EXERCISE OBJECTIVE | Leave out every picture, then transcribe the rest of the listing exactly.

MATERIAL SUPPLIED |
[START]

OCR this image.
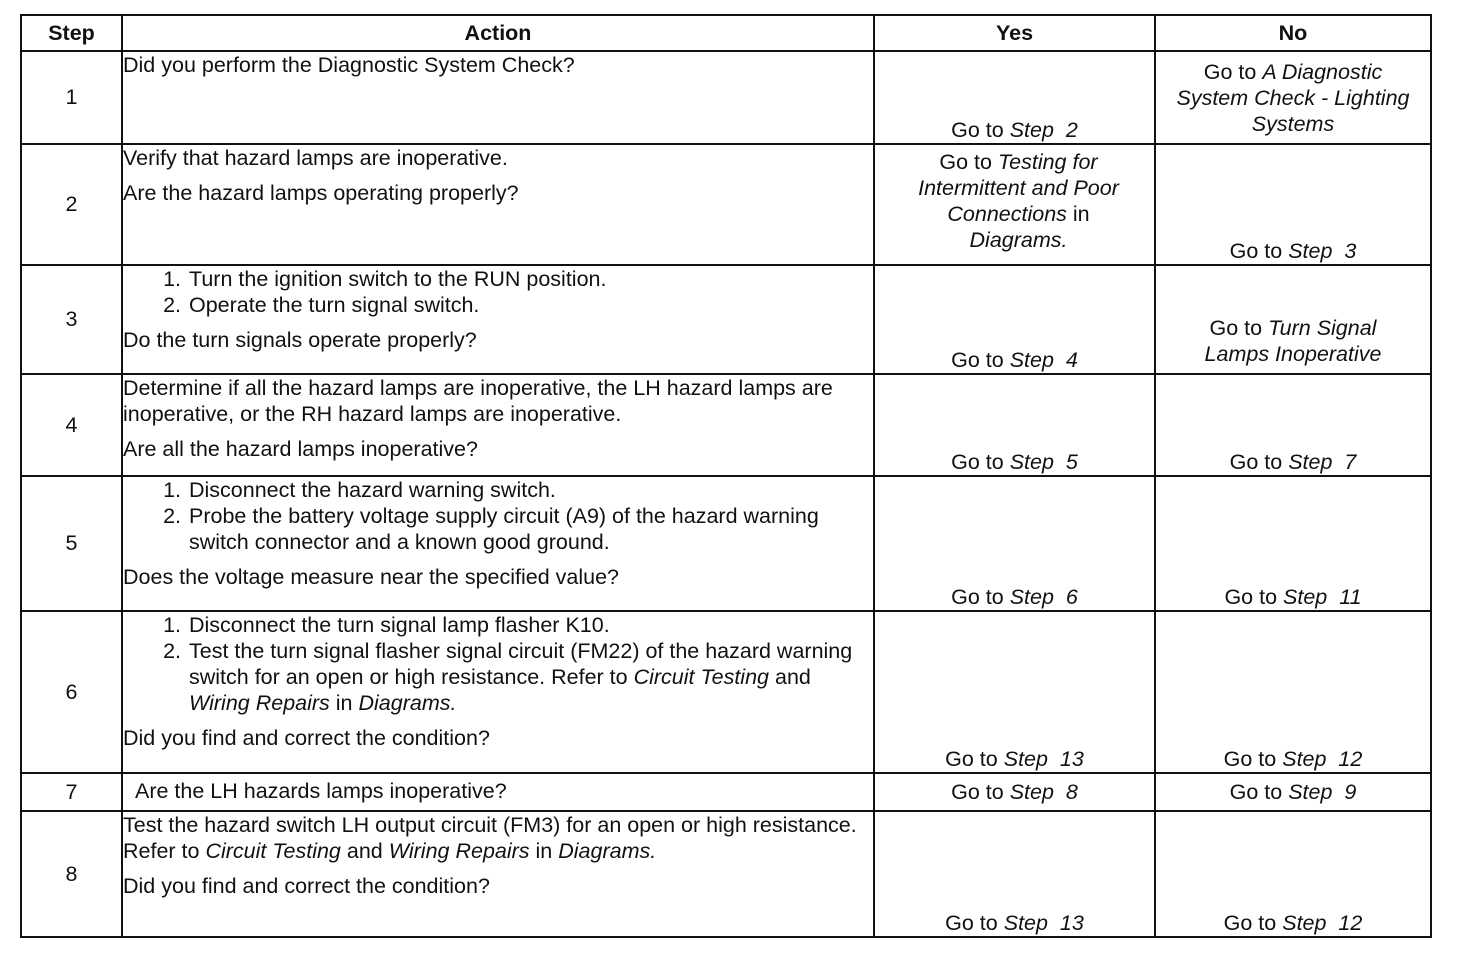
Step	Action	Yes	No
1	Did you perform the Diagnostic System Check?	Go to Step 2	Go to A Diagnostic System Check - Lighting Systems
2	Verify that hazard lamps are inoperative.

Are the hazard lamps operating properly?	Go to Testing for Intermittent and Poor Connections in Diagrams.	Go to Step 3
3	1. Turn the ignition switch to the RUN position.
2. Operate the turn signal switch.

Do the turn signals operate properly?	Go to Step 4	Go to Turn Signal Lamps Inoperative
4	Determine if all the hazard lamps are inoperative, the LH hazard lamps are inoperative, or the RH hazard lamps are inoperative.

Are all the hazard lamps inoperative?	Go to Step 5	Go to Step 7
5	1. Disconnect the hazard warning switch.
2. Probe the battery voltage supply circuit (A9) of the hazard warning switch connector and a known good ground.

Does the voltage measure near the specified value?	Go to Step 6	Go to Step 11
6	1. Disconnect the turn signal lamp flasher K10.
2. Test the turn signal flasher signal circuit (FM22) of the hazard warning switch for an open or high resistance. Refer to Circuit Testing and Wiring Repairs in Diagrams.

Did you find and correct the condition?	Go to Step 13	Go to Step 12
7	Are the LH hazards lamps inoperative?	Go to Step 8	Go to Step 9
8	Test the hazard switch LH output circuit (FM3) for an open or high resistance. Refer to Circuit Testing and Wiring Repairs in Diagrams.

Did you find and correct the condition?	Go to Step 13	Go to Step 12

[END]

RESULT OF THE TASK |
OCR this image.
Step	Action	Yes	No
1	Did you perform the Diagnostic System Check?	Go to Step 2	Go to A Diagnostic System Check - Lighting Systems
2	Verify that hazard lamps are inoperative.

Are the hazard lamps operating properly?	Go to Testing for Intermittent and Poor Connections in Diagrams.	Go to Step 3
3	1. Turn the ignition switch to the RUN position.
2. Operate the turn signal switch.

Do the turn signals operate properly?	Go to Step 4	Go to Turn Signal Lamps Inoperative
4	Determine if all the hazard lamps are inoperative, the LH hazard lamps are inoperative, or the RH hazard lamps are inoperative.

Are all the hazard lamps inoperative?	Go to Step 5	Go to Step 7
5	1. Disconnect the hazard warning switch.
2. Probe the battery voltage supply circuit (A9) of the hazard warning switch connector and a known good ground.

Does the voltage measure near the specified value?	Go to Step 6	Go to Step 11
6	1. Disconnect the turn signal lamp flasher K10.
2. Test the turn signal flasher signal circuit (FM22) of the hazard warning switch for an open or high resistance. Refer to Circuit Testing and Wiring Repairs in Diagrams.

Did you find and correct the condition?	Go to Step 13	Go to Step 12
7	Are the LH hazards lamps inoperative?	Go to Step 8	Go to Step 9
8	Test the hazard switch LH output circuit (FM3) for an open or high resistance. Refer to Circuit Testing and Wiring Repairs in Diagrams.

Did you find and correct the condition?	Go to Step 13	Go to Step 12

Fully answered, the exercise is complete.